# [Text extract]

Figure 2. A distorted input could produce a mismatched result (not good!).

Summarizing: We will remove everything that we don’t need from the image and we will correct its perspective. Perspective correction is somewhat difficult, but will substantially boost the number matching quality, provide some robustness and simplify other filtering operations.


Application Outline

  • Perspective Correction

Now that we have some idea of what are we trying to do, let’s get over the first part of the processing pipeline of the application. Have a look at Figure 3.


Figure 3. Basic processing chain for board rectification.

No matter how you implement the perspective correction operation (actually, a projective transformation), you need four input points – in the distorted plane – and four output points – in the transformed plane. The transformation will yield a re-mapping of all input pixels inside the board area. The input points will be, of course, the four corners of the puzzle board. The only restriction that we will establish on the four output points is that they must depict an equilateral polygon.

# [Short exercise 1]
In the text on board perspective correction, how many input points and how many output points does the transformation require?
# [Short exercise 2]
Proceed with the text on board perspective correction, starting after its final sentence.

# [Stored entries]
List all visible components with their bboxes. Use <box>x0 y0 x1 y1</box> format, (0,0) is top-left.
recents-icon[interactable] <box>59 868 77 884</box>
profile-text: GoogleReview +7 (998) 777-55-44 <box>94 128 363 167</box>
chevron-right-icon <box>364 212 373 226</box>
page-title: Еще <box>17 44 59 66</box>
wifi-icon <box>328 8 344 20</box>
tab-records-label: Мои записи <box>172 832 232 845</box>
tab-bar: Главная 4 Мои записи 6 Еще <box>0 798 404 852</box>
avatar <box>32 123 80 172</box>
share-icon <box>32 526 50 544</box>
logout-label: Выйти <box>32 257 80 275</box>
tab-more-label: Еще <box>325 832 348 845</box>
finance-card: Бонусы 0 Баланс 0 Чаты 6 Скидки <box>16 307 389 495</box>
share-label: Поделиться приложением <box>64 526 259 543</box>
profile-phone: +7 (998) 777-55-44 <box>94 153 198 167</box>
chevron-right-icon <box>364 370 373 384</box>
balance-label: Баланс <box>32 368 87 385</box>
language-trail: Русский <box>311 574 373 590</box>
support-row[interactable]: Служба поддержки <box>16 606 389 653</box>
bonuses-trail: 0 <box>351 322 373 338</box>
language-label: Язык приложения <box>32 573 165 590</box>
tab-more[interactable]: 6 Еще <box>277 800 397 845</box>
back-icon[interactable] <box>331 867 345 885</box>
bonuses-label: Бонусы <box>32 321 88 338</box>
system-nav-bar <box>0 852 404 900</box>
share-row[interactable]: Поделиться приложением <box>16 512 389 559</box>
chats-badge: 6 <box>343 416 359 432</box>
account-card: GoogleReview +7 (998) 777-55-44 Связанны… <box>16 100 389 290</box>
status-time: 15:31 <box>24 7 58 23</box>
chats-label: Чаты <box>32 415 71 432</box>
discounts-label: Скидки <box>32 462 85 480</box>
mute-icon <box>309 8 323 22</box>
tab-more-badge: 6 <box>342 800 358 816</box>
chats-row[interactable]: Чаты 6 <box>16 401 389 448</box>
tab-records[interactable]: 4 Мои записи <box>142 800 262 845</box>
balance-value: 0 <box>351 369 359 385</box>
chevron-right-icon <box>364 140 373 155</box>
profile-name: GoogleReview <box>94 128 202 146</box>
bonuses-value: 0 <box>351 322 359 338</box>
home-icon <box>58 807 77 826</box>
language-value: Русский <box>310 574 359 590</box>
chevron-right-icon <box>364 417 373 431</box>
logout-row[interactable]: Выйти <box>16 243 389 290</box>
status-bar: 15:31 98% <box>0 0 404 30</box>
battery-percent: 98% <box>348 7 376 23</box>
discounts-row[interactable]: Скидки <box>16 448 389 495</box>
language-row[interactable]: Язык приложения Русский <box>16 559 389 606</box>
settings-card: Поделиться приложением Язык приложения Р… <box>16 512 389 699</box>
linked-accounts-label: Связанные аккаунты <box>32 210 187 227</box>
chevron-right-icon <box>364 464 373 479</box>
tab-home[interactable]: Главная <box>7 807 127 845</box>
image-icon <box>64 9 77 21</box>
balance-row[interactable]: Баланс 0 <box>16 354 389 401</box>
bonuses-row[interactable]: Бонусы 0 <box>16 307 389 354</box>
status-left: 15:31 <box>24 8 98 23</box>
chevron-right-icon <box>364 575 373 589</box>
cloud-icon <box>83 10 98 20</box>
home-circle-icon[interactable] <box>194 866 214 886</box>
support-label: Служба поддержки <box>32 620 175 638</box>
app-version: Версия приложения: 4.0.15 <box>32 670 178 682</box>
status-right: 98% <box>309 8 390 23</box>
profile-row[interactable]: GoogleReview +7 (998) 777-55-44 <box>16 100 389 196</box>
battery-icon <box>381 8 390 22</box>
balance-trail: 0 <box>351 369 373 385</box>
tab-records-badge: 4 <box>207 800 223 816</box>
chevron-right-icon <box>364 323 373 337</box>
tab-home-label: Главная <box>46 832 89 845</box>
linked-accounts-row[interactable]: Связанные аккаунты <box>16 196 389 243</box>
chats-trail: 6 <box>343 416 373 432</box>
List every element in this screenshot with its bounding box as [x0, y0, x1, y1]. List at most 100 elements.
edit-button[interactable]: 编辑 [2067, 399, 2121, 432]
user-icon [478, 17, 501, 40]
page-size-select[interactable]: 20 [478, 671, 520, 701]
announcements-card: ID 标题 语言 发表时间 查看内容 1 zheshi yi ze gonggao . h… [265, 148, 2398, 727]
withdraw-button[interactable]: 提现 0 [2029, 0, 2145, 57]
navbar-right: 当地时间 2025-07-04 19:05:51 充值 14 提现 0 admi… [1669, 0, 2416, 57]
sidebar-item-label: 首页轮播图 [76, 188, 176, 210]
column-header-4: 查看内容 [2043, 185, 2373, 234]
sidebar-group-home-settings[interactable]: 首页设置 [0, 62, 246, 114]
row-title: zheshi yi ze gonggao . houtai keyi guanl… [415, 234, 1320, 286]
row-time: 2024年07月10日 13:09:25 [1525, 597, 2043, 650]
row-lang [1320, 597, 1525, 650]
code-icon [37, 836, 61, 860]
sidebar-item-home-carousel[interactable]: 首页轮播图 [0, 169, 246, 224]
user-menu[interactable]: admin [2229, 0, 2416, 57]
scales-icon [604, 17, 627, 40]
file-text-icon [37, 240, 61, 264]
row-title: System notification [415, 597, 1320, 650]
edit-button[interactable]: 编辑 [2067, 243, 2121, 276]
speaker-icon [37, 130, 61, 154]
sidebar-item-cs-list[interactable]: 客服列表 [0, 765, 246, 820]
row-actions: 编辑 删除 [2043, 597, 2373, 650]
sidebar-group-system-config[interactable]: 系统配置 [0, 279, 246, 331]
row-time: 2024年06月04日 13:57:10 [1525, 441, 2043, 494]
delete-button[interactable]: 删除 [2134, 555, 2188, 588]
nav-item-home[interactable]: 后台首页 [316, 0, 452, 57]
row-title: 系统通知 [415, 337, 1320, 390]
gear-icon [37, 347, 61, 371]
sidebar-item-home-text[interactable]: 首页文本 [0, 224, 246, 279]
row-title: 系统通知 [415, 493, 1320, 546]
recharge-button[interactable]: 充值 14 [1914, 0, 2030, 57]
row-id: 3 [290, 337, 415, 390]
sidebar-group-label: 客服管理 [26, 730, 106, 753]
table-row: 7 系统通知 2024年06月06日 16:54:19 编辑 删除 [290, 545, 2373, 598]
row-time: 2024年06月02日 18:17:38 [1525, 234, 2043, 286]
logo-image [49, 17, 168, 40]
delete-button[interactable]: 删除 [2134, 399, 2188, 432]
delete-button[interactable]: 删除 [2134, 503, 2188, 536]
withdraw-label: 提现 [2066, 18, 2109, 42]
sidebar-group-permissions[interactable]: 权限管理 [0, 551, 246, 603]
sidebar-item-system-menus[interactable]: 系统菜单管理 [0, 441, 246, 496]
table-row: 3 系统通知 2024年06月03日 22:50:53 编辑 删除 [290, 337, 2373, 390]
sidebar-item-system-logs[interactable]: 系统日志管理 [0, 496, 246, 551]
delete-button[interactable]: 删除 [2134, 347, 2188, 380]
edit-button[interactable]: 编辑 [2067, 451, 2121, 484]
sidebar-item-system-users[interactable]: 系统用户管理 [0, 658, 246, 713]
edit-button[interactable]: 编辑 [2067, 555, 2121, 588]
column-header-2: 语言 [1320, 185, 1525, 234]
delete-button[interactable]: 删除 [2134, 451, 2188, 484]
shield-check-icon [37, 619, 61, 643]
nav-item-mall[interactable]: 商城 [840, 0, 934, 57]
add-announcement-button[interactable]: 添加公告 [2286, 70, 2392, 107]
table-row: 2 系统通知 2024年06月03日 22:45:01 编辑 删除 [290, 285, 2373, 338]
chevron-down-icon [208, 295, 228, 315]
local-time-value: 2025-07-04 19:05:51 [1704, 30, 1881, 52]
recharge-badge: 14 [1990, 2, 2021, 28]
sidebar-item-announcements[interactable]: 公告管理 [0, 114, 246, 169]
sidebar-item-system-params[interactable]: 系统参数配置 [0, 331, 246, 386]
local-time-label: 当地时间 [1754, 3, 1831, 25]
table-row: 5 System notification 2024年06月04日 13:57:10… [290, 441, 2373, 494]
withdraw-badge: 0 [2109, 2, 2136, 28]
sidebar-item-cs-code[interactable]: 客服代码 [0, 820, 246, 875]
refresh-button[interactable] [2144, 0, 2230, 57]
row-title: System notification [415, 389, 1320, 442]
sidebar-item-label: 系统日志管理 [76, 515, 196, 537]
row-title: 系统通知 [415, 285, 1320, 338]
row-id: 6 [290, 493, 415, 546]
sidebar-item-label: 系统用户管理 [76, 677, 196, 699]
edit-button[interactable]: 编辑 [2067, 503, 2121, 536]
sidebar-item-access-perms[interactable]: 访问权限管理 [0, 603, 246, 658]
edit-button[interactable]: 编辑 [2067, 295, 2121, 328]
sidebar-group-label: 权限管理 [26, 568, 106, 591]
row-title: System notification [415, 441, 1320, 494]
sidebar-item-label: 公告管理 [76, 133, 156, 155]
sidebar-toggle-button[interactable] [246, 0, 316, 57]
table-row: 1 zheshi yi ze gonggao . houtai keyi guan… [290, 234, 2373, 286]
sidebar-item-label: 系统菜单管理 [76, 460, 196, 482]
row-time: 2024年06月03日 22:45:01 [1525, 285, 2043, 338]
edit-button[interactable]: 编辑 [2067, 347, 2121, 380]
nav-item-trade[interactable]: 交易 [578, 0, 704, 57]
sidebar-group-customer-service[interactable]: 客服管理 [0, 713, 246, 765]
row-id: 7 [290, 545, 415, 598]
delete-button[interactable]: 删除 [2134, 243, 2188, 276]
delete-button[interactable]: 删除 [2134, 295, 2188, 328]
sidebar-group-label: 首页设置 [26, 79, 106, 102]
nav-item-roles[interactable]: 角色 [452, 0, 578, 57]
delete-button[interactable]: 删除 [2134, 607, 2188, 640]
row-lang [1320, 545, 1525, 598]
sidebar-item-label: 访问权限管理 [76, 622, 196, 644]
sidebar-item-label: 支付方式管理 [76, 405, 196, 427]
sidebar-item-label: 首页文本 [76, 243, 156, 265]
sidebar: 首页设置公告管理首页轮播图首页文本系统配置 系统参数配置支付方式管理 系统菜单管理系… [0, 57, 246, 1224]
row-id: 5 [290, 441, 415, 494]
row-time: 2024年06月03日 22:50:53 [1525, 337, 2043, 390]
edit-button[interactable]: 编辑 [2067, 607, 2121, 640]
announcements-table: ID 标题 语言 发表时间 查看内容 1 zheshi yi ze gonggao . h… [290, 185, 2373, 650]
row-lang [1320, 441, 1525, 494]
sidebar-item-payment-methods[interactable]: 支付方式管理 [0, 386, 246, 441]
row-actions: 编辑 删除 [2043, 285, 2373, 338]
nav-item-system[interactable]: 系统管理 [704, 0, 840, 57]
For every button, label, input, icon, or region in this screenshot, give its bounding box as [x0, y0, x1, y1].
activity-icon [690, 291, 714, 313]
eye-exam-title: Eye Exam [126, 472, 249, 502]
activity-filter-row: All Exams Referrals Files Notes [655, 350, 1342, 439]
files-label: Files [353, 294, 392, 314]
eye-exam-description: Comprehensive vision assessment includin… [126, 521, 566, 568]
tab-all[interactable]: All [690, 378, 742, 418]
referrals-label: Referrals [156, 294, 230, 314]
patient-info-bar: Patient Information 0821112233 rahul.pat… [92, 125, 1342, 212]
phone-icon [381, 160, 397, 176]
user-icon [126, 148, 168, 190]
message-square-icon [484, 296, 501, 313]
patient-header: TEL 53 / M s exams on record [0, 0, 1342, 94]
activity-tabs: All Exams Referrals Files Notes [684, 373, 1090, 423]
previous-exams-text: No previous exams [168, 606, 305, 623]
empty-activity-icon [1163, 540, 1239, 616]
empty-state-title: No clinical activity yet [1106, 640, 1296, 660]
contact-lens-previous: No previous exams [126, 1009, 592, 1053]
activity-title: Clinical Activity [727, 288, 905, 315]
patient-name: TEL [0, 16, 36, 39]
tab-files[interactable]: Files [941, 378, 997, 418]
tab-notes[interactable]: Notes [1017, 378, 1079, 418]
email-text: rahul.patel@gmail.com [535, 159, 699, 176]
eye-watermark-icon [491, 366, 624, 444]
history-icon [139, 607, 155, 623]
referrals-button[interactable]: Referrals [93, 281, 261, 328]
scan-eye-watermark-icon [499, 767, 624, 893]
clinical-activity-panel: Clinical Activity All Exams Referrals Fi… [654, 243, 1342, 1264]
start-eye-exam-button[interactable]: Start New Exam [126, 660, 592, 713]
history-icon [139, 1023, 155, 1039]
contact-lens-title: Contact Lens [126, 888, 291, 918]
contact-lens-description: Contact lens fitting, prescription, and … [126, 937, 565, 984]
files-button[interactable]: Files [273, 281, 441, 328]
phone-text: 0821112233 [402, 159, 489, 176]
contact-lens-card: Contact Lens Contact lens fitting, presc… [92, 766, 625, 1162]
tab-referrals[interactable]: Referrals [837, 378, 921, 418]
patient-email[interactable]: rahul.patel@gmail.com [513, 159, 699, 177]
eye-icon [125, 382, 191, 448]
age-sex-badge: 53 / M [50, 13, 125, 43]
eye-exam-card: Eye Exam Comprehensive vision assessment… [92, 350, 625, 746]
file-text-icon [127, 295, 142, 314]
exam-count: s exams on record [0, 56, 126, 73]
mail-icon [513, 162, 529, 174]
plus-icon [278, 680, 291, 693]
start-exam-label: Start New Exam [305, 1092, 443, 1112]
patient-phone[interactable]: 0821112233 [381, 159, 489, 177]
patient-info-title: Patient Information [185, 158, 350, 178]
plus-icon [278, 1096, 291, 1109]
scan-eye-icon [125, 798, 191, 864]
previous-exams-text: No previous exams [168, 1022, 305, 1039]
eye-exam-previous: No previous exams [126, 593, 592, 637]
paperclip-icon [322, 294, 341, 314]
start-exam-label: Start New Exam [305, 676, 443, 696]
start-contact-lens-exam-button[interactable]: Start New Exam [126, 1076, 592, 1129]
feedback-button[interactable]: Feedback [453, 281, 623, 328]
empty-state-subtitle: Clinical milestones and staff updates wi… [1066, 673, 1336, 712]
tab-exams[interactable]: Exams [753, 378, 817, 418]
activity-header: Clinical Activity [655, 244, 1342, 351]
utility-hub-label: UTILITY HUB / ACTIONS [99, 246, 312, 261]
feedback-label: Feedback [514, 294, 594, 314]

# [Task output 1]
It requires four input points in the distorted plane and four output points in the transformed plane.

# [Task output 2]
The tricky part of this process is corner detection. What criteria should we use to locate the four corners of the board? Worry not, as we will cover this problem on the next part of the tutorial. For now, examine the input image and try to come up with a solution. Yeah. Check that image out… see anything that could help? Mmhh… Interesting, the board rectangle seems to be the object with the largest area in the image… that should takes us somewhere, right? LOL!

  • Board segmentation

After image rectification we will attempt to filter out all the shapes that are not part of the target characters. Refer to Figure 4. This task is a little easier, as we already know – or should know – the exact position of the board. A simple crop operation will do. Next, check out the information left after some thresholding and area filtering. We are left with a nice black and white image that contains just the information that we will feed into the classifier. And the numbers seem to be undistorted and pretty clear!


Figure 4. Board cropping and segmentation.

  • Number Classification

The next step is to design the classifier itself. The theory we will implement is known in artificial intelligence as supervised learning classification. Here, the classifier starts with known metrics attributed to each class. Our example has nine known classes (numbers 1 to 9); we need to compute some metrics (attributes) that will optimally describe (label) each individual class. This is the way we build our attribute database of known classes. Now, imagine the classifier receives new, unlabeled, attributes. As suggested early, a possible solution to classify new information is to compute the distance between the unlabeled data and the already labeled data, and search for the minimum distance that will categorize the new information in a known cluster. The complete classifying procedure is depicted in Figure 5.


Figure 5. Supervised learning classification.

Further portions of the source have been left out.